(Datos de elementos y regiones)
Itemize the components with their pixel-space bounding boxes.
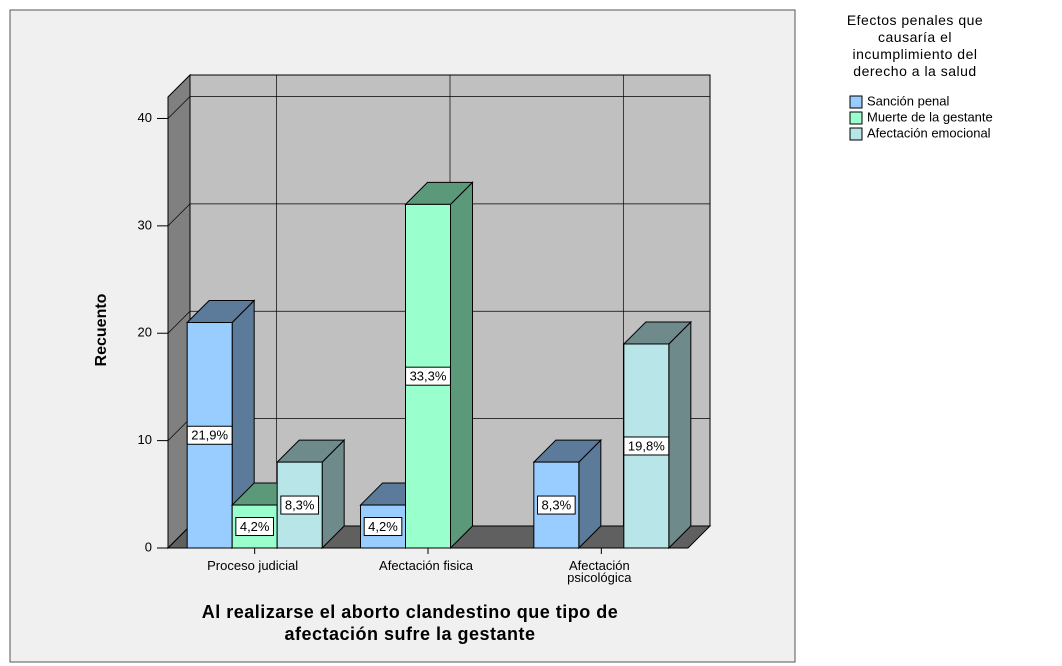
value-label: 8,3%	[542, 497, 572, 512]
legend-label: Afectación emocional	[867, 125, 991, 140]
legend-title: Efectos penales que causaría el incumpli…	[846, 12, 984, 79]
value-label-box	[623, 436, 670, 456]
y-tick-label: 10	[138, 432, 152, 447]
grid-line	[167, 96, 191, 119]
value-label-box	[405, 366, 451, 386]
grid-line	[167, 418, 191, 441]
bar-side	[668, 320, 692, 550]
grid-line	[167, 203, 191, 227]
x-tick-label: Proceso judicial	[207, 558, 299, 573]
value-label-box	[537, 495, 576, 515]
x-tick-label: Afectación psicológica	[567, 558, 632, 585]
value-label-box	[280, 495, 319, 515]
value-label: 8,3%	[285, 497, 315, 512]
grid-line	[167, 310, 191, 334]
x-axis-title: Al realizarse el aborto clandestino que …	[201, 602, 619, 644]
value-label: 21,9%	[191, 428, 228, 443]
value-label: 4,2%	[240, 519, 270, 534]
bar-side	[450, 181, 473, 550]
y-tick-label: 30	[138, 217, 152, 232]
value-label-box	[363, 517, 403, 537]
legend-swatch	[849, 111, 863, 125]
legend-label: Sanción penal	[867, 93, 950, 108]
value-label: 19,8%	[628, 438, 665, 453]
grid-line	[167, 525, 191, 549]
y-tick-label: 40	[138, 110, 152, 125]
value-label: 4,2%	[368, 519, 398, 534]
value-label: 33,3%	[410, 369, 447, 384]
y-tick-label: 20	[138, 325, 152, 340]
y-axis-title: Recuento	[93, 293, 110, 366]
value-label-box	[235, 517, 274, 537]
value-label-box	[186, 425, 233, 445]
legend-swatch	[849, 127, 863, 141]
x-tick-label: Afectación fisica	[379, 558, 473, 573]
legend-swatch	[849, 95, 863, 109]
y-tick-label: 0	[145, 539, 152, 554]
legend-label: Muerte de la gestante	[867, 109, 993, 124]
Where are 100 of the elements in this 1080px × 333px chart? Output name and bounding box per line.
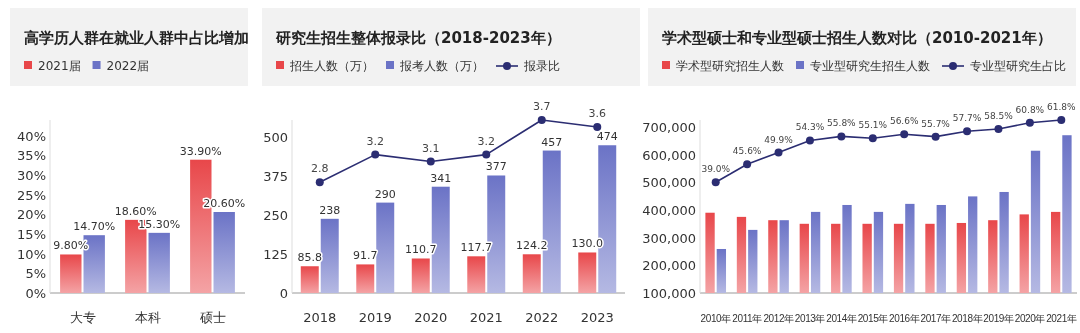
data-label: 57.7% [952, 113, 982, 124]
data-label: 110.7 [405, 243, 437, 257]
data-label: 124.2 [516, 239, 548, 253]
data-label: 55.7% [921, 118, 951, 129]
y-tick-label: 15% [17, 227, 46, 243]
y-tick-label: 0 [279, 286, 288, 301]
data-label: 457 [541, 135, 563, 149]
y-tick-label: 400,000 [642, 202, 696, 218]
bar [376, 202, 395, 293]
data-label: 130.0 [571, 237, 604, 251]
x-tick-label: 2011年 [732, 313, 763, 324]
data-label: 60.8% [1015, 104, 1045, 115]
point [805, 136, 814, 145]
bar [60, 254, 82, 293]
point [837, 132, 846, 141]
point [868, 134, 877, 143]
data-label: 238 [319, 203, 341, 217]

Requisitos de la tarea. Transcribe tal cual todo lo que va desde la línea que contiene "data-label: 57.7% [952, 113, 982, 124]" hasta la que contiene "data-label: 60.8% [1015, 104, 1045, 115]", incluidas ambas.

Respuesta correcta.
data-label: 57.7% [952, 113, 982, 124]
data-label: 110.7 [405, 243, 437, 257]
data-label: 124.2 [516, 239, 548, 253]
data-label: 55.7% [921, 118, 951, 129]
y-tick-label: 15% [17, 227, 46, 243]
y-tick-label: 0 [279, 286, 288, 301]
data-label: 457 [541, 135, 563, 149]
y-tick-label: 400,000 [642, 202, 696, 218]
bar [376, 202, 395, 293]
data-label: 130.0 [571, 237, 604, 251]
x-tick-label: 2011年 [732, 313, 763, 324]
data-label: 60.8% [1015, 104, 1045, 115]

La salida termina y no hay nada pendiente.